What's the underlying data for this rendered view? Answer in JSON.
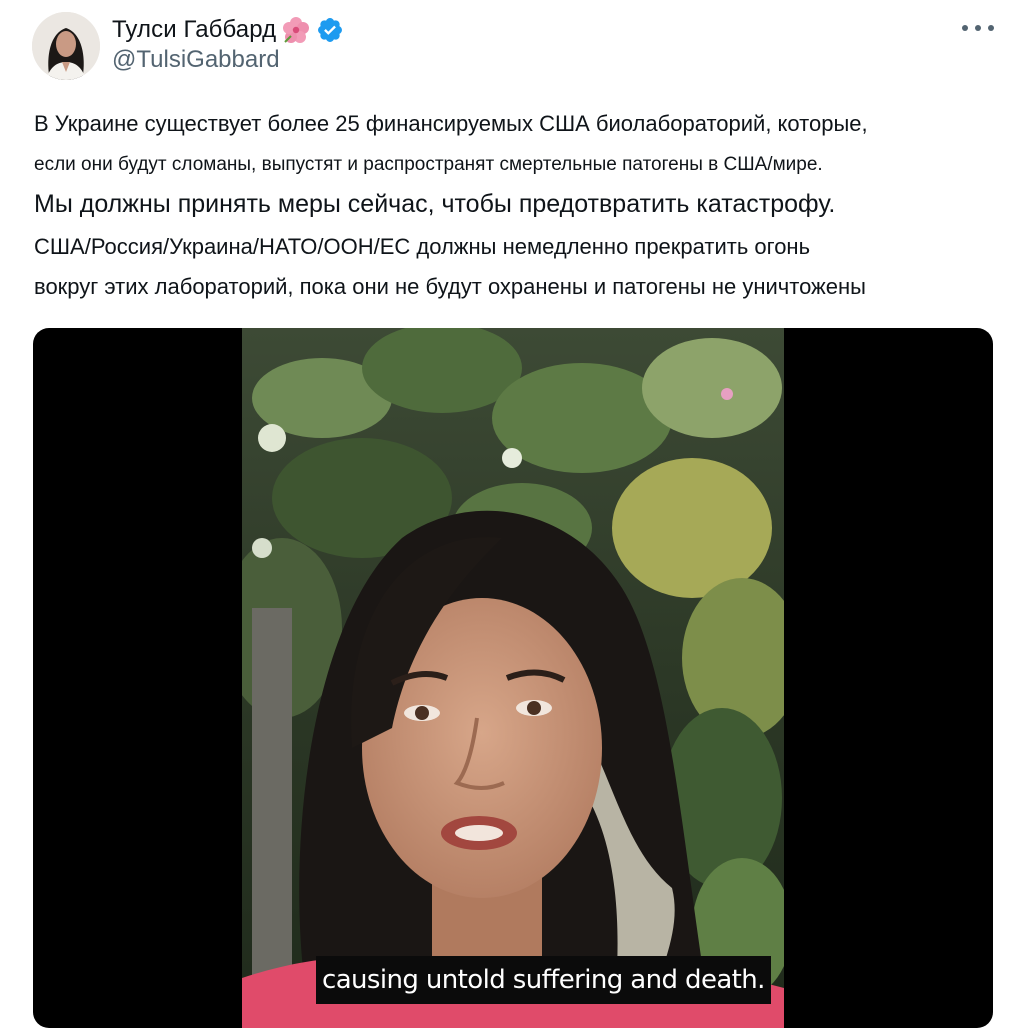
{
  "author": {
    "display_name": "Тулси Габбард",
    "handle": "@TulsiGabbard",
    "emoji_icon": "hibiscus-flower-icon",
    "verified_icon": "verified-badge-icon",
    "verified_color": "#1d9bf0"
  },
  "more_icon": "more-options-icon",
  "tweet": {
    "lines": [
      "В Украине существует более 25 финансируемых США биолабораторий, которые,",
      "если они будут сломаны, выпустят и распространят смертельные патогены в США/мире.",
      "Мы должны принять меры сейчас, чтобы предотвратить катастрофу.",
      "США/Россия/Украина/НАТО/ООН/ЕС должны немедленно прекратить огонь",
      "вокруг этих лабораторий, пока они не будут охранены и патогены не уничтожены"
    ]
  },
  "video": {
    "caption": "causing untold suffering and death."
  },
  "colors": {
    "text": "#0f1419",
    "secondary": "#536471",
    "video_bg": "#000000"
  }
}
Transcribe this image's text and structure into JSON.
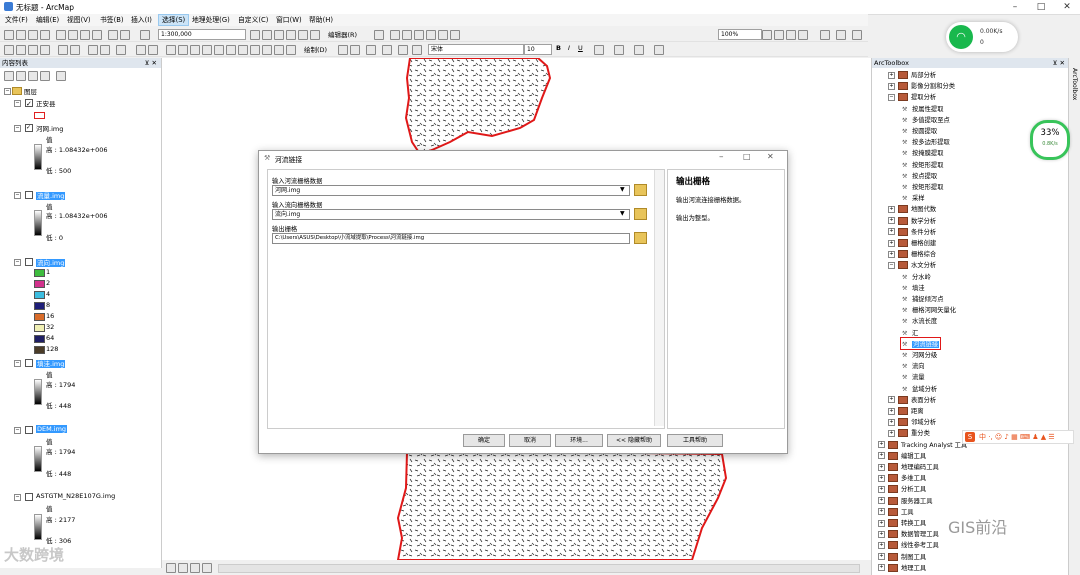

# REQUIRED TASK
Print the records word for word and exclude any picture they hold.

# FINAL ANSWER
What's the underlying data for this rendered view? Answer in JSON.
{
  "author": {
    "display_name": "Тулси Габбард",
    "handle": "@TulsiGabbard",
    "emoji_icon": "hibiscus-flower-icon",
    "verified_icon": "verified-badge-icon",
    "verified_color": "#1d9bf0"
  },
  "more_icon": "more-options-icon",
  "tweet": {
    "lines": [
      "В Украине существует более 25 финансируемых США биолабораторий, которые,",
      "если они будут сломаны, выпустят и распространят смертельные патогены в США/мире.",
      "Мы должны принять меры сейчас, чтобы предотвратить катастрофу.",
      "США/Россия/Украина/НАТО/ООН/ЕС должны немедленно прекратить огонь",
      "вокруг этих лабораторий, пока они не будут охранены и патогены не уничтожены"
    ]
  },
  "video": {
    "caption": "causing untold suffering and death."
  },
  "colors": {
    "text": "#0f1419",
    "secondary": "#536471",
    "video_bg": "#000000"
  }
}
Transcribe this image's text and structure into JSON.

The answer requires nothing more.